Saved entries:

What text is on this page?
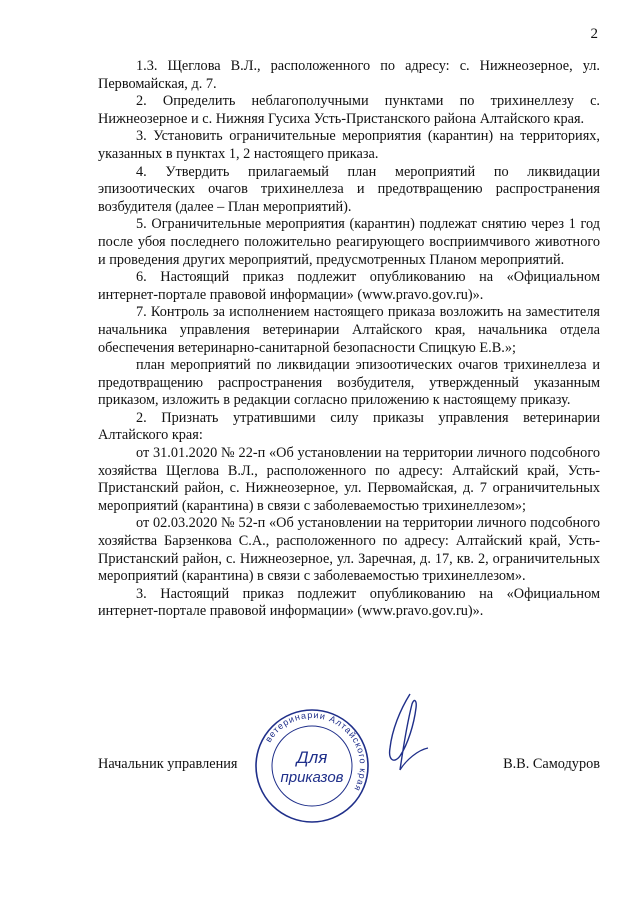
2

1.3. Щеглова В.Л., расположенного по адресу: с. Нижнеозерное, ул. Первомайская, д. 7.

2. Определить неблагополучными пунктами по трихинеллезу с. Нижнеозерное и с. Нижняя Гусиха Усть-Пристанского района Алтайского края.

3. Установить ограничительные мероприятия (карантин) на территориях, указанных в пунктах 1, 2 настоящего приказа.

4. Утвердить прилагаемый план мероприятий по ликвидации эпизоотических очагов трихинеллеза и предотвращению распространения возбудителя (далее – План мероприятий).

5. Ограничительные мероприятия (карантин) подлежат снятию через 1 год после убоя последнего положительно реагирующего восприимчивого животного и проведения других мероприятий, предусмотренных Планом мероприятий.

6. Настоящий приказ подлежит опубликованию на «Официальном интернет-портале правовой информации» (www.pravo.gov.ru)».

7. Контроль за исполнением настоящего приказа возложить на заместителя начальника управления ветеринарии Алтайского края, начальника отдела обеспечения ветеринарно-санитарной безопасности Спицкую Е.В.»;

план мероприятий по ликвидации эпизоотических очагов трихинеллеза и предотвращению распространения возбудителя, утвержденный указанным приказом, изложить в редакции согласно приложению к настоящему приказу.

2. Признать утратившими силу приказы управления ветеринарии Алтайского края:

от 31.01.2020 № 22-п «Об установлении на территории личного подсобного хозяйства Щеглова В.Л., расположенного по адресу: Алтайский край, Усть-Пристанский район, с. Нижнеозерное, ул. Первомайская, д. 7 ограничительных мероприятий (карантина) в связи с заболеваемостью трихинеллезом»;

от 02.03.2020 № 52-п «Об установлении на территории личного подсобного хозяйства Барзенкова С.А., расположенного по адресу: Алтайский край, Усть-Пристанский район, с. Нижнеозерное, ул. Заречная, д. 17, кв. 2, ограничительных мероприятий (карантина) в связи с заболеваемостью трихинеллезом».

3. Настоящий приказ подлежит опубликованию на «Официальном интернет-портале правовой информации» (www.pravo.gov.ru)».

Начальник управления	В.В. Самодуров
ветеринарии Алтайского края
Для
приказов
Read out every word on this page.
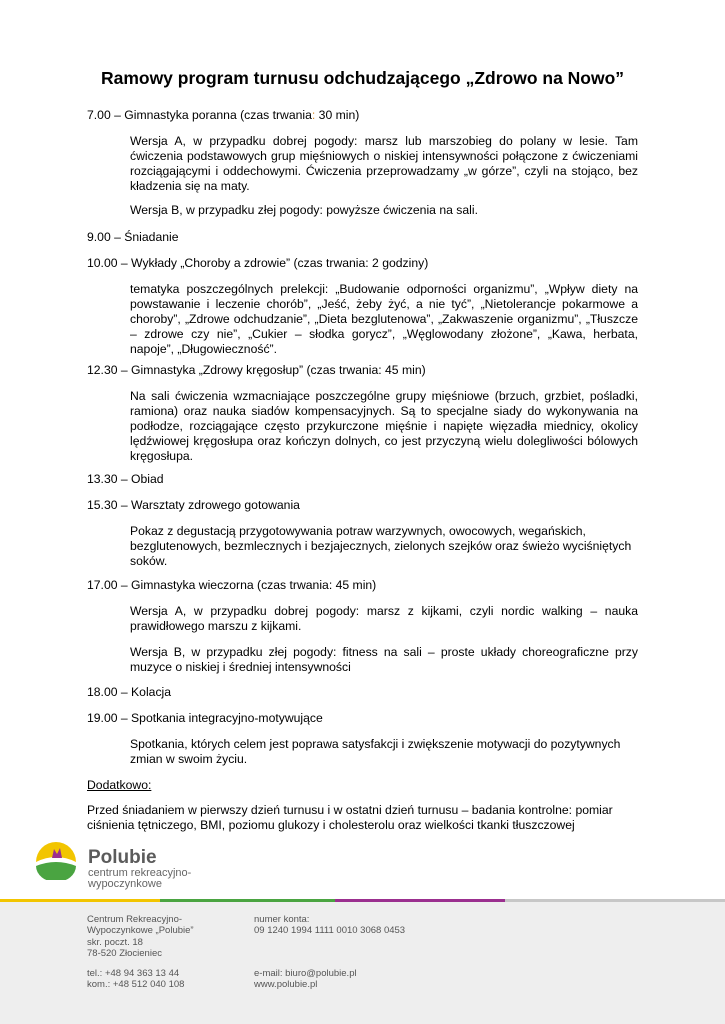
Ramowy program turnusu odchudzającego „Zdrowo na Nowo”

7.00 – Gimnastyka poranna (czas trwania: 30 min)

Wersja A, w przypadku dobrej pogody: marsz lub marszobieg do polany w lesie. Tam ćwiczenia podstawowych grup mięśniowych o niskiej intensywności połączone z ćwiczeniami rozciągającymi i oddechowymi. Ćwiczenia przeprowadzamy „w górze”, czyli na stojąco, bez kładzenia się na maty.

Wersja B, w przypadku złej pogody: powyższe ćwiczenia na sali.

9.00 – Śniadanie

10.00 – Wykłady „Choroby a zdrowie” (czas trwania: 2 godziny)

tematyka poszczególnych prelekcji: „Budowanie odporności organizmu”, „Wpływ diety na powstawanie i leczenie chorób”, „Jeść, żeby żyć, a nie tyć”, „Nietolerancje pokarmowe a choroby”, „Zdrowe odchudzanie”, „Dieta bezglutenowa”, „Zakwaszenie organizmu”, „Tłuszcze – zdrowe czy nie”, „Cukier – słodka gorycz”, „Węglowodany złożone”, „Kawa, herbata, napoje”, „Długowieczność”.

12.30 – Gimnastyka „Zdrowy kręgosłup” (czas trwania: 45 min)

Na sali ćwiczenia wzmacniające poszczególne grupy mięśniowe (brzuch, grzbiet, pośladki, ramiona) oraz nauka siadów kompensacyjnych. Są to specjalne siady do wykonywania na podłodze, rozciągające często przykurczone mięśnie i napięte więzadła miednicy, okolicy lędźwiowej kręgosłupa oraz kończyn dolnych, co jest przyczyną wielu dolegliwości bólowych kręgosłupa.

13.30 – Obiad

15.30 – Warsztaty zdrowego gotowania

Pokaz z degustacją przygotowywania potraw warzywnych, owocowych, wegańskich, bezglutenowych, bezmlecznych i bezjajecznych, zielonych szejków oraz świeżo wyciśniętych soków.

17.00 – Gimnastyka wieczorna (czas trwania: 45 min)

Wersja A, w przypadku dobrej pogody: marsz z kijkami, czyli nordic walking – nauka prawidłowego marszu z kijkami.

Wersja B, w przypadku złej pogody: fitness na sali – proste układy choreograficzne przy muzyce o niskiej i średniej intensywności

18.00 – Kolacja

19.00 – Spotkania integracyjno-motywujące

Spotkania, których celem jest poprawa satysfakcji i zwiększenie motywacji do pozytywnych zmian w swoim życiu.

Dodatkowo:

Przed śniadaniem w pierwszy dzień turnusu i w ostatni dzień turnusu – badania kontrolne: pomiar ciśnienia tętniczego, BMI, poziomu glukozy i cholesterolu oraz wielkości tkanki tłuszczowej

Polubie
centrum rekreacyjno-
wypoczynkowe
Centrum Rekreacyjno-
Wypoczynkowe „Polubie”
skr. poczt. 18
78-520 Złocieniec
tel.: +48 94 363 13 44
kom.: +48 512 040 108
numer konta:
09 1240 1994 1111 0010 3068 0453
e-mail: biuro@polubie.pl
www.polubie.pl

...

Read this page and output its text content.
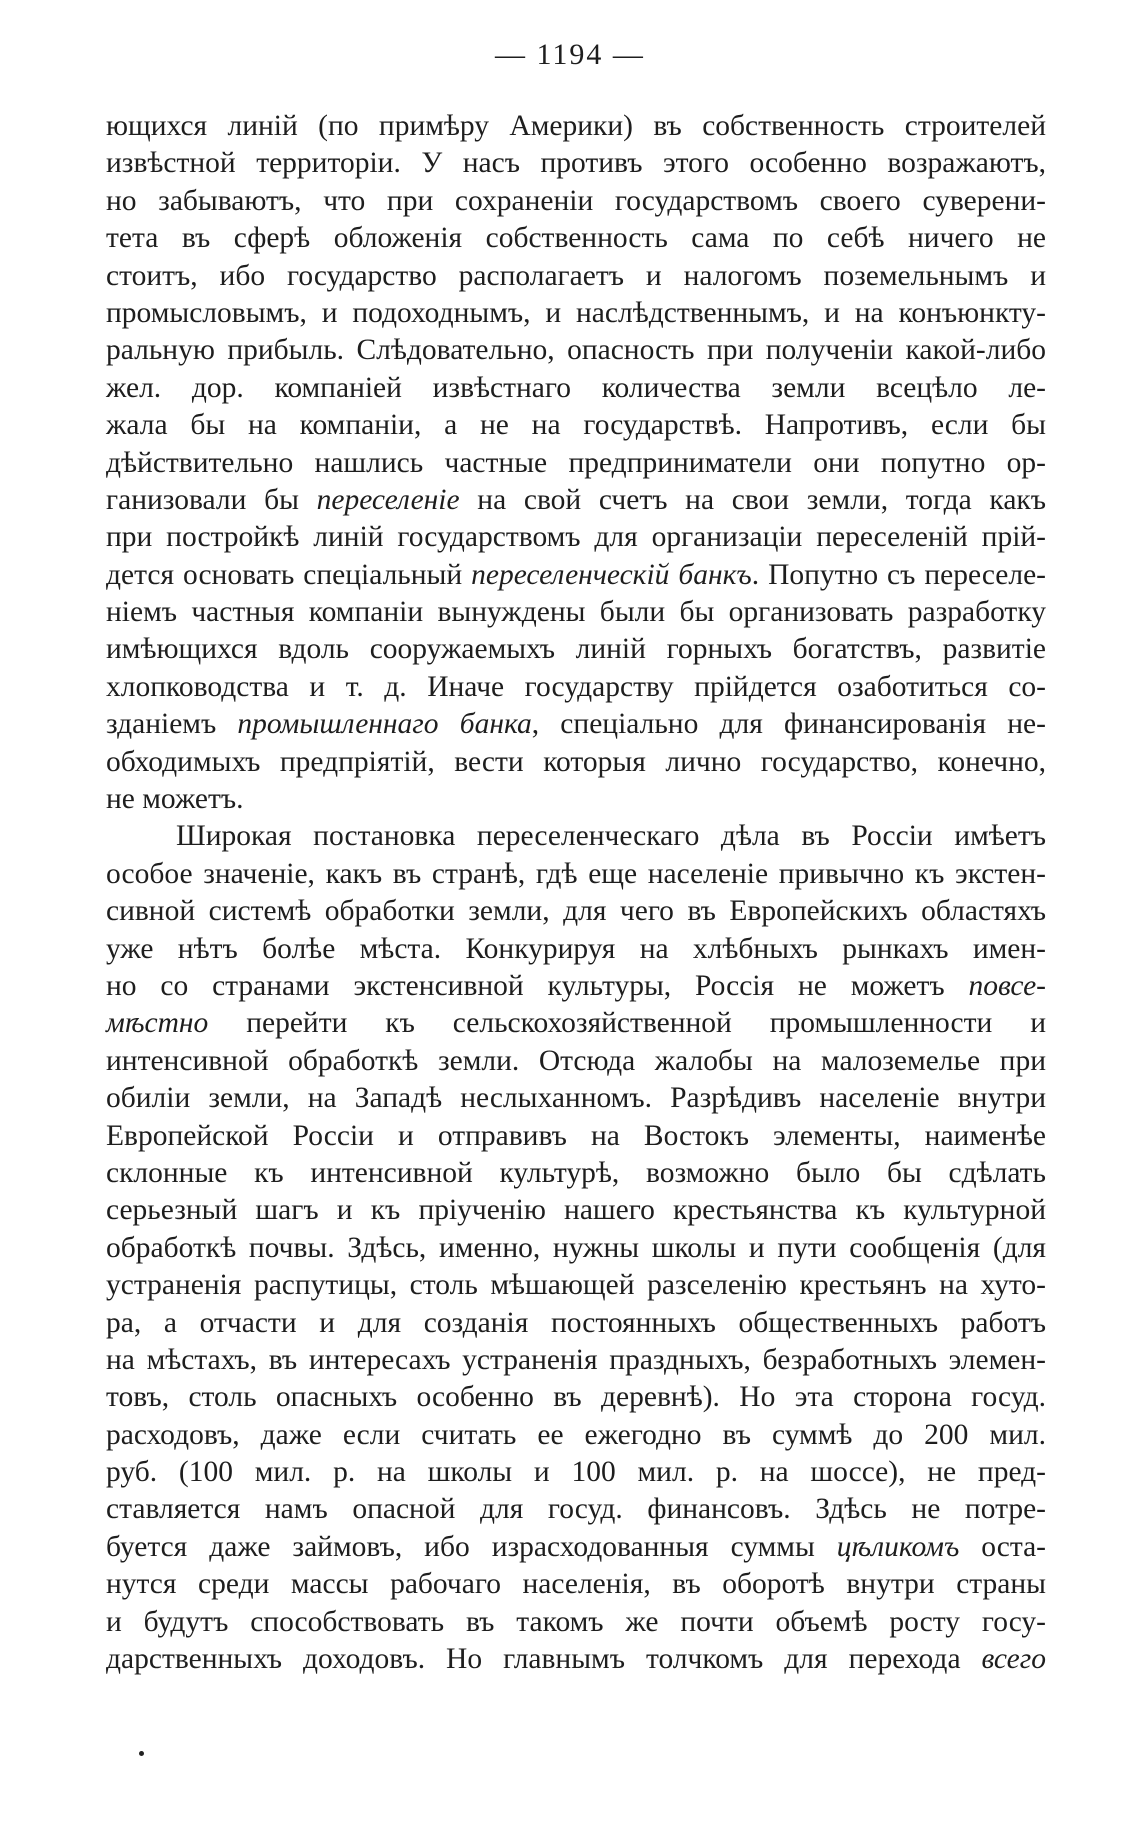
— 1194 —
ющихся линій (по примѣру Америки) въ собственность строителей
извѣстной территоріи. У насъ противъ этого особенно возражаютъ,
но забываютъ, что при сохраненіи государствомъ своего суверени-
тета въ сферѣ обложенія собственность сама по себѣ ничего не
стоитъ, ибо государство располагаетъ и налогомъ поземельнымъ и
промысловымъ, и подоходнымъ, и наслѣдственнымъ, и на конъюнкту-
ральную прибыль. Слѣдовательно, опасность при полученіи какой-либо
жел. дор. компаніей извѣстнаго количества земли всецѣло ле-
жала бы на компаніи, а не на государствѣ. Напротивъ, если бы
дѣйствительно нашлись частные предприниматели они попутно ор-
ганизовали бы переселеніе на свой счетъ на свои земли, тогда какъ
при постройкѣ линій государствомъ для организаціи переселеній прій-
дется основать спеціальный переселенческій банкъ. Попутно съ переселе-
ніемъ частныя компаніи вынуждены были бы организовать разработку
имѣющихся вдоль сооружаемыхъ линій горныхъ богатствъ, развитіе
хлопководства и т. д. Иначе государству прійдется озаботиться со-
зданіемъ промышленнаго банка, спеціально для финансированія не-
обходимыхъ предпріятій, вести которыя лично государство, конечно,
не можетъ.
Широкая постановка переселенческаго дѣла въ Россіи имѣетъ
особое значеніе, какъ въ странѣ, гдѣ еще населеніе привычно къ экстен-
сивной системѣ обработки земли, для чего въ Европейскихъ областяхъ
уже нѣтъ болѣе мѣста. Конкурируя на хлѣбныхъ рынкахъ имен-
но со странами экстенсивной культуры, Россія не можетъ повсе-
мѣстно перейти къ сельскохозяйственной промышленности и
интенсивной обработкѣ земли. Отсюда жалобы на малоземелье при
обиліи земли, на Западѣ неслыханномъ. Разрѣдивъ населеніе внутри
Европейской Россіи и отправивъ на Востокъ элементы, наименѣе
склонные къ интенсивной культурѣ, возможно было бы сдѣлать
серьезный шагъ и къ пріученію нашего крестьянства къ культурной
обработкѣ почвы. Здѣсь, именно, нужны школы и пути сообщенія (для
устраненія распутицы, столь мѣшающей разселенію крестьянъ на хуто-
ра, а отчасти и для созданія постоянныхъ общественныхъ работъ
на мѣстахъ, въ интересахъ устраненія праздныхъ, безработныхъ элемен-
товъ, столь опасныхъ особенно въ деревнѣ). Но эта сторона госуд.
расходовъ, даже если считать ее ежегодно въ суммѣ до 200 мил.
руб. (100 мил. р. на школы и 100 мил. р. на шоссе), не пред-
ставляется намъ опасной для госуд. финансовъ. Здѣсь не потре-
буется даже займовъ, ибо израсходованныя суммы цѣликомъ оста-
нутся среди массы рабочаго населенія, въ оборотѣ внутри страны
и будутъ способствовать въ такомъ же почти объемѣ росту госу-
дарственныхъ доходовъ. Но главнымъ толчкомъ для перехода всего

## Exercise instructions
Scan the lines for the string "Россіи". Copy out each line that matches.

## Exercise output
Широкая постановка переселенческаго дѣла въ Россіи имѣетъ
Европейской Россіи и отправивъ на Востокъ элементы, наименѣе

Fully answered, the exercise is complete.